» **Exercise prompt**
Search the material and gather each line with "document" in it.

» **Data provided**
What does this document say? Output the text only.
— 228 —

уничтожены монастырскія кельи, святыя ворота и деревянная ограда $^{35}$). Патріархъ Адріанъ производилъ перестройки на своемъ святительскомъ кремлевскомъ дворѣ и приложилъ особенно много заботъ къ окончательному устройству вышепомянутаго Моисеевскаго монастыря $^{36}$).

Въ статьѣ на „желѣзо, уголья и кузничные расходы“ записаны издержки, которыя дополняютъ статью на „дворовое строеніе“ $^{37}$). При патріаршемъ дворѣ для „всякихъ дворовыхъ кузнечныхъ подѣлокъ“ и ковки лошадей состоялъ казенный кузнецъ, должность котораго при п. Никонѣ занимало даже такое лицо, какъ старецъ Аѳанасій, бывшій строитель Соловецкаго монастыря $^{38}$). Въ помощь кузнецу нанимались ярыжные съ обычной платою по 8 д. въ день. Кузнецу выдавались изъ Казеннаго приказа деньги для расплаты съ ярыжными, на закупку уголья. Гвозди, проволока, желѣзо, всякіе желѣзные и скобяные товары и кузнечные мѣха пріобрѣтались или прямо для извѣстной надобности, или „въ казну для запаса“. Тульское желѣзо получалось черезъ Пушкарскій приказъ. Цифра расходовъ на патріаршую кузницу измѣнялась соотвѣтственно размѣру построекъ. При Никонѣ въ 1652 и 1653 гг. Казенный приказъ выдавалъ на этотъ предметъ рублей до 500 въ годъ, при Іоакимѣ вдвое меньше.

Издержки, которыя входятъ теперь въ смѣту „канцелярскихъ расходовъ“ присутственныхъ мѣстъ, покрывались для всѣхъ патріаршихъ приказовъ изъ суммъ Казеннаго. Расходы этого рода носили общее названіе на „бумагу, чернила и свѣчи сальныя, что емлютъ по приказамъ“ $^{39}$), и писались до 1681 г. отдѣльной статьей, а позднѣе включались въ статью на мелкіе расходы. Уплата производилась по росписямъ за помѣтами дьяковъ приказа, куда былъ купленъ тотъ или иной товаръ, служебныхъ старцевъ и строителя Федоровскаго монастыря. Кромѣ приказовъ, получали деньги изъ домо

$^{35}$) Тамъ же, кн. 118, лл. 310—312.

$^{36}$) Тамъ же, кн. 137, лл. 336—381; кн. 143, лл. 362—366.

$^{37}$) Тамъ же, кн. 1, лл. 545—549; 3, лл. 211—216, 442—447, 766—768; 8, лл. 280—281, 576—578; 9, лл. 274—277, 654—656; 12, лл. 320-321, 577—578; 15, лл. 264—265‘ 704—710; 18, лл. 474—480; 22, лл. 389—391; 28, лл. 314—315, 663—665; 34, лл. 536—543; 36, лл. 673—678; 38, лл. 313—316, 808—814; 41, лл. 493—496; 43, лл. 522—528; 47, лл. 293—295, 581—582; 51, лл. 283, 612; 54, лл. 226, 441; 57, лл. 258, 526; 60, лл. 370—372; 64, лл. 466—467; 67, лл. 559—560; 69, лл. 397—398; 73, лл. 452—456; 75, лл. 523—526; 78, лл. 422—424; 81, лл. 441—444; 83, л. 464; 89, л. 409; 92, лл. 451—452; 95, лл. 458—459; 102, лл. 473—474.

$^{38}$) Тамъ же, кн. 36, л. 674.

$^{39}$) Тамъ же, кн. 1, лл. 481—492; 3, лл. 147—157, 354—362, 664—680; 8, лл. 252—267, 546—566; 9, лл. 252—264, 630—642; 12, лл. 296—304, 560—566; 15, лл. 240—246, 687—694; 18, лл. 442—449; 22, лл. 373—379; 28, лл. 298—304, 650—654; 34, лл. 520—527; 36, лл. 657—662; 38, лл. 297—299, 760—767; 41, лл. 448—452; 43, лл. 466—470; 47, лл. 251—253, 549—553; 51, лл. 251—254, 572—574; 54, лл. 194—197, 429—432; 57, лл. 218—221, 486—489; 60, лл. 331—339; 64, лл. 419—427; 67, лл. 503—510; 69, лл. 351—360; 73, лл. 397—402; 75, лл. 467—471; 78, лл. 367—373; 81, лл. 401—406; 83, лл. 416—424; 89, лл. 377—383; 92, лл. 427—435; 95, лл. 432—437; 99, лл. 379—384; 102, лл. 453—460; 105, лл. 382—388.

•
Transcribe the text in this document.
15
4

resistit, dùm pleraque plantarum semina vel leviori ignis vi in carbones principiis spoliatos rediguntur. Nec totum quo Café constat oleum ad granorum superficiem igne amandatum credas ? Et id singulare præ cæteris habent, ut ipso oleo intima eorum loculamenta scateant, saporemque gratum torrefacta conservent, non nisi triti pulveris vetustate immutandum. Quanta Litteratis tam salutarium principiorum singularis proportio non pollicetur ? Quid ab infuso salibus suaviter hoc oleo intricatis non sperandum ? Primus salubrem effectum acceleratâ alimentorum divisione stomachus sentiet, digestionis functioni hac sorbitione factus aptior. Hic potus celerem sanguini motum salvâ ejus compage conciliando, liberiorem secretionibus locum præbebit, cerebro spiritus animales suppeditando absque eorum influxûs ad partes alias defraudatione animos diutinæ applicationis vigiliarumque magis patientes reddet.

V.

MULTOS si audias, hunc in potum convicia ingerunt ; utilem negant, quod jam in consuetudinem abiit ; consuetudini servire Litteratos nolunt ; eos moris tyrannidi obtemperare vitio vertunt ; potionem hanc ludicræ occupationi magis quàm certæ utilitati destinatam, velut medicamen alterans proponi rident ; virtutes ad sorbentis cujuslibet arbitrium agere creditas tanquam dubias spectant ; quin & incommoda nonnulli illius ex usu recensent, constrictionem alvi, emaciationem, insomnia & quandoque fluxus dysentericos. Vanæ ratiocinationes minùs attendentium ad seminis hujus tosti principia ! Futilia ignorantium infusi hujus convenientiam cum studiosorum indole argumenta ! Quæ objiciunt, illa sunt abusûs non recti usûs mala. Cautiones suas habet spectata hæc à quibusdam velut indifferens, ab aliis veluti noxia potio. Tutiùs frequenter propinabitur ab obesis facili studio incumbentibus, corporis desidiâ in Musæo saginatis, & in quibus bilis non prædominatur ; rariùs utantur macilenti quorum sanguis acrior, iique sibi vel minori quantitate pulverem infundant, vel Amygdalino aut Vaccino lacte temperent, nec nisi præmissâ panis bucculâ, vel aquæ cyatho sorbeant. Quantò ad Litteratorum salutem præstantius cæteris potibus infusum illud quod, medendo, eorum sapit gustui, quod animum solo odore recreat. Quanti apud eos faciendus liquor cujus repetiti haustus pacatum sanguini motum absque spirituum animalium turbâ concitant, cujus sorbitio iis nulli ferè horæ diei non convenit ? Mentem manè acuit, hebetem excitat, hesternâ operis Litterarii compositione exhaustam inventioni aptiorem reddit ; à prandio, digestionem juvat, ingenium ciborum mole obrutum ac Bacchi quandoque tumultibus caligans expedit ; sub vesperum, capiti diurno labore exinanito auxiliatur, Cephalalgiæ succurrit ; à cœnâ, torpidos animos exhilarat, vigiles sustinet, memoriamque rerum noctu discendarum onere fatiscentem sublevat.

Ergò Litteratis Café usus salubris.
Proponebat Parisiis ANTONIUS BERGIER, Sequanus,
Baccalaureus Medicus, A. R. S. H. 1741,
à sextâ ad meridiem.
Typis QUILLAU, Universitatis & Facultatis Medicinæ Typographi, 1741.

» **Written response**
What does this document say? Output the text only.
Transcribe the text in this document.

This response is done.